### WHAT THIS TASK INVOLVES
All of the data that follows should be retyped exactly, please, except the pictures.
-- START OF SUPPLIED MATERIAL --
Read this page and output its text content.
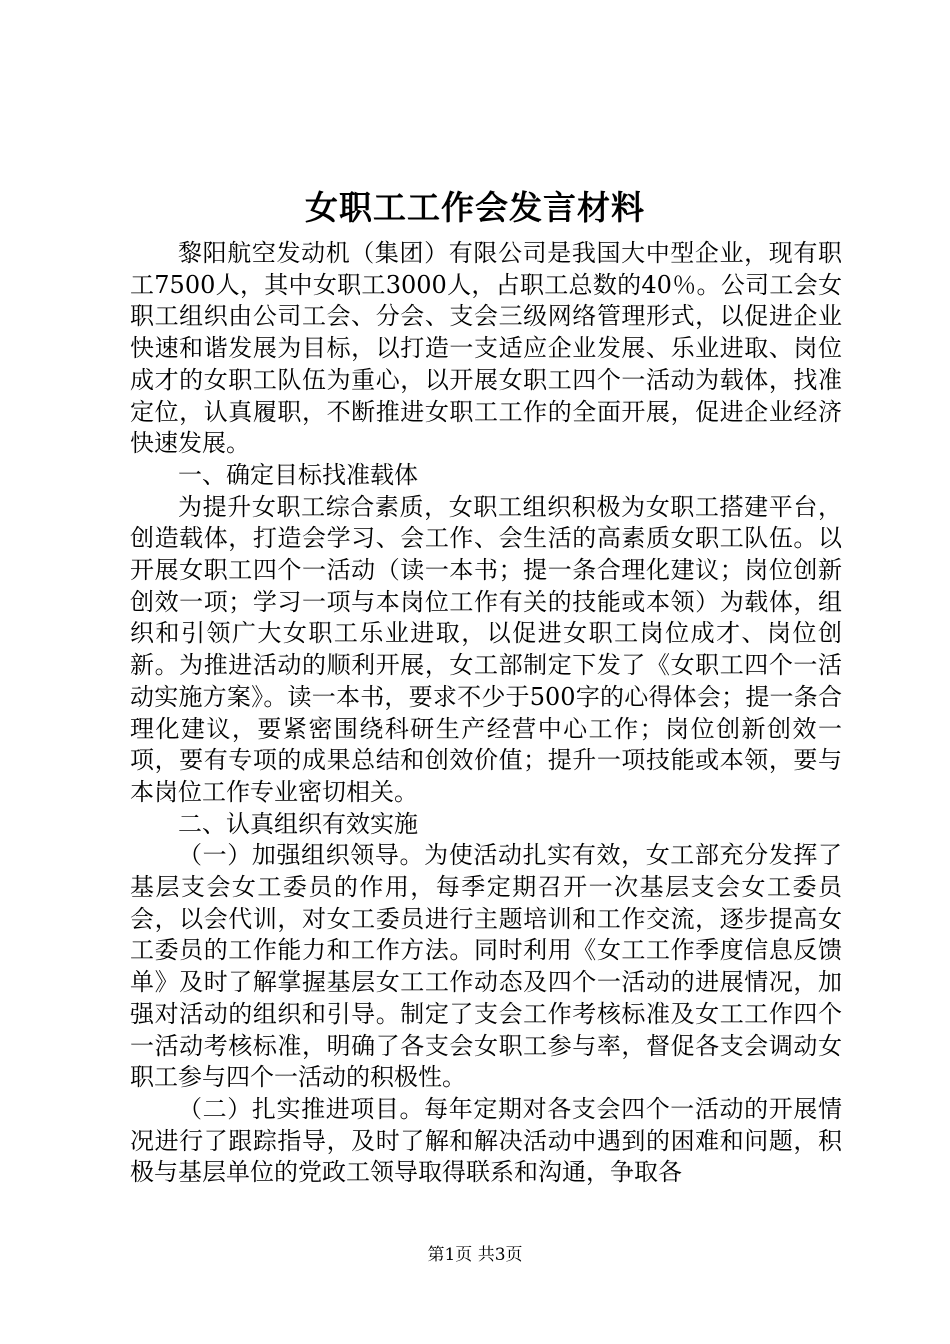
女职工工作会发言材料

黎阳航空发动机（集团）有限公司是我国大中型企业，现有职工7500人，其中女职工3000人，占职工总数的40％。公司工会女职工组织由公司工会、分会、支会三级网络管理形式，以促进企业快速和谐发展为目标，以打造一支适应企业发展、乐业进取、岗位成才的女职工队伍为重心，以开展女职工四个一活动为载体，找准定位，认真履职，不断推进女职工工作的全面开展，促进企业经济快速发展。

一、确定目标找准载体

为提升女职工综合素质，女职工组织积极为女职工搭建平台，创造载体，打造会学习、会工作、会生活的高素质女职工队伍。以开展女职工四个一活动（读一本书；提一条合理化建议；岗位创新创效一项；学习一项与本岗位工作有关的技能或本领）为载体，组织和引领广大女职工乐业进取，以促进女职工岗位成才、岗位创新。为推进活动的顺利开展，女工部制定下发了《女职工四个一活动实施方案》。读一本书，要求不少于500字的心得体会；提一条合理化建议，要紧密围绕科研生产经营中心工作；岗位创新创效一项，要有专项的成果总结和创效价值；提升一项技能或本领，要与本岗位工作专业密切相关。

二、认真组织有效实施

（一）加强组织领导。为使活动扎实有效，女工部充分发挥了基层支会女工委员的作用，每季定期召开一次基层支会女工委员会，以会代训，对女工委员进行主题培训和工作交流，逐步提高女工委员的工作能力和工作方法。同时利用《女工工作季度信息反馈单》及时了解掌握基层女工工作动态及四个一活动的进展情况，加强对活动的组织和引导。制定了支会工作考核标准及女工工作四个一活动考核标准，明确了各支会女职工参与率，督促各支会调动女职工参与四个一活动的积极性。

（二）扎实推进项目。每年定期对各支会四个一活动的开展情况进行了跟踪指导，及时了解和解决活动中遇到的困难和问题，积极与基层单位的党政工领导取得联系和沟通，争取各

第1页 共3页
-- END OF SUPPLIED MATERIAL --
### PROBLEM SOLUTION
Read this page and output its text content.
女职工工作会发言材料

黎阳航空发动机（集团）有限公司是我国大中型企业，现有职工7500人，其中女职工3000人，占职工总数的40％。公司工会女职工组织由公司工会、分会、支会三级网络管理形式，以促进企业快速和谐发展为目标，以打造一支适应企业发展、乐业进取、岗位成才的女职工队伍为重心，以开展女职工四个一活动为载体，找准定位，认真履职，不断推进女职工工作的全面开展，促进企业经济快速发展。

一、确定目标找准载体

为提升女职工综合素质，女职工组织积极为女职工搭建平台，创造载体，打造会学习、会工作、会生活的高素质女职工队伍。以开展女职工四个一活动（读一本书；提一条合理化建议；岗位创新创效一项；学习一项与本岗位工作有关的技能或本领）为载体，组织和引领广大女职工乐业进取，以促进女职工岗位成才、岗位创新。为推进活动的顺利开展，女工部制定下发了《女职工四个一活动实施方案》。读一本书，要求不少于500字的心得体会；提一条合理化建议，要紧密围绕科研生产经营中心工作；岗位创新创效一项，要有专项的成果总结和创效价值；提升一项技能或本领，要与本岗位工作专业密切相关。

二、认真组织有效实施

（一）加强组织领导。为使活动扎实有效，女工部充分发挥了基层支会女工委员的作用，每季定期召开一次基层支会女工委员会，以会代训，对女工委员进行主题培训和工作交流，逐步提高女工委员的工作能力和工作方法。同时利用《女工工作季度信息反馈单》及时了解掌握基层女工工作动态及四个一活动的进展情况，加强对活动的组织和引导。制定了支会工作考核标准及女工工作四个一活动考核标准，明确了各支会女职工参与率，督促各支会调动女职工参与四个一活动的积极性。

（二）扎实推进项目。每年定期对各支会四个一活动的开展情况进行了跟踪指导，及时了解和解决活动中遇到的困难和问题，积极与基层单位的党政工领导取得联系和沟通，争取各

第1页 共3页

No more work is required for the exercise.